Source excerpt:
/---

On Fri, Mar 06, 2009 at 03:54:58PM -0500, Edward Lewis wrote:

> knowledge of IDNs and the BiDi issue.  But when I talked with some folks 
> around the ICANN circus, there was conventional wisdom that there would 
> be no admission of a delegation beginning or ending with a digit to the 
> root zone.  This bar was in place because of the BiDi issues as I 
> understand from Patrik Faltstrom's blog.
>
> And, from what I have heard, I believe "display issues" is at the heart 
> of the problem.

Ok, so the "no beginning or ending digit" rule is a rule about
U-labels, and not necessarily about A-labels.  So the outstanding
question, relevant to the draft at hand, is whether the issue is
important for A-labels as well.

Since this has been a topic of some importance in IDNAbis, I'll ask
the people over there about it.  Patrik is not the only person in that
community who's on top of this issue.

\---

(Element and coordinate records)
/---

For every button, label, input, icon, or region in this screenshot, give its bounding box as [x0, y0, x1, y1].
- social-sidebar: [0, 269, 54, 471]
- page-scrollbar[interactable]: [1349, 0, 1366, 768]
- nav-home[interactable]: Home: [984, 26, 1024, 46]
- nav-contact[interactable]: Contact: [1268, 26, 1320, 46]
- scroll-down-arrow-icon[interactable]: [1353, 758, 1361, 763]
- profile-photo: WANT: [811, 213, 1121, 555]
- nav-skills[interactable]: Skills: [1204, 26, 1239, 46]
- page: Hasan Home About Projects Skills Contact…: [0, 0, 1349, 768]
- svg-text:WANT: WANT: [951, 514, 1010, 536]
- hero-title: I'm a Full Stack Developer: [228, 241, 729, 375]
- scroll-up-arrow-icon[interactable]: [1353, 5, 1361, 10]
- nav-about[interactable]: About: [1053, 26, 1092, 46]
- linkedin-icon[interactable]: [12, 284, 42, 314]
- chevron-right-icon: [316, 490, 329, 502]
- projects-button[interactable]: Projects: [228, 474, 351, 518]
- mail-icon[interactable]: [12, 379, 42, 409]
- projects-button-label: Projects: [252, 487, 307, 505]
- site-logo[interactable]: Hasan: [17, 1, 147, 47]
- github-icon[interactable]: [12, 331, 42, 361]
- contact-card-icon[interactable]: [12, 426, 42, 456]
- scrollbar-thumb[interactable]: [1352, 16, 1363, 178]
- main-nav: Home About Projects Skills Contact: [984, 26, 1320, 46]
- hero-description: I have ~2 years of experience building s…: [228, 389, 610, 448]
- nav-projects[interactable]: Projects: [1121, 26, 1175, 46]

\---

Exercise 1: Summarize the email message about the digit rule for IDN labels in two sentences.
Exercise 2:
Answer these questions using the email message about the digit rule for IDN labels:
(a) Whose blog does Edward Lewis cite as the source of his understanding of why the bar was in place?
(b) What does Edward Lewis believe is at the heart of the problem?
(c) Which community does the writer of the reply plan to ask about the issue?
Exercise 3: Write the next few sentences of the email message about the digit rule for IDN labels, picking up after its final sentence.

Exercise answer 1: Edward Lewis is quoted as reporting a view around ICANN that no delegation beginning or ending with a digit would be admitted to the root zone, a bar attributed to BiDi issues and, in his view, to display issues. The reply treats this as a rule about U-labels rather than necessarily A-labels and says the question of whether it matters for A-labels will be put to people in IDNAbis.

Exercise answer 2:
(a) Patrik Faltstrom's blog.
(b) Display issues.
(c) The people in IDNAbis.

Exercise answer 3:
[Aside: while I'm on the topic of IDNAbis, I've recently again been
reminded that it'd be really, really good if people with DNS clue
would have a look at that work to see if there's anything
problematic.]

> Still, seriously, all this aside, I doubt we will ever want "manpages.5" 
> as a domain name.

But I have no difficulty imagining someone with more money than sense
wanting .666 as a TLD.  And with the latest ICANN policies, they'd have
a stronger argument than they once did.  The question is whether there
are important technical reasons to say no.  "666" could never appear
as part of an IPv4 address, after all.

A

-- 
Andrew Sullivan
a...@shinkuro.com
Shinkuro, Inc.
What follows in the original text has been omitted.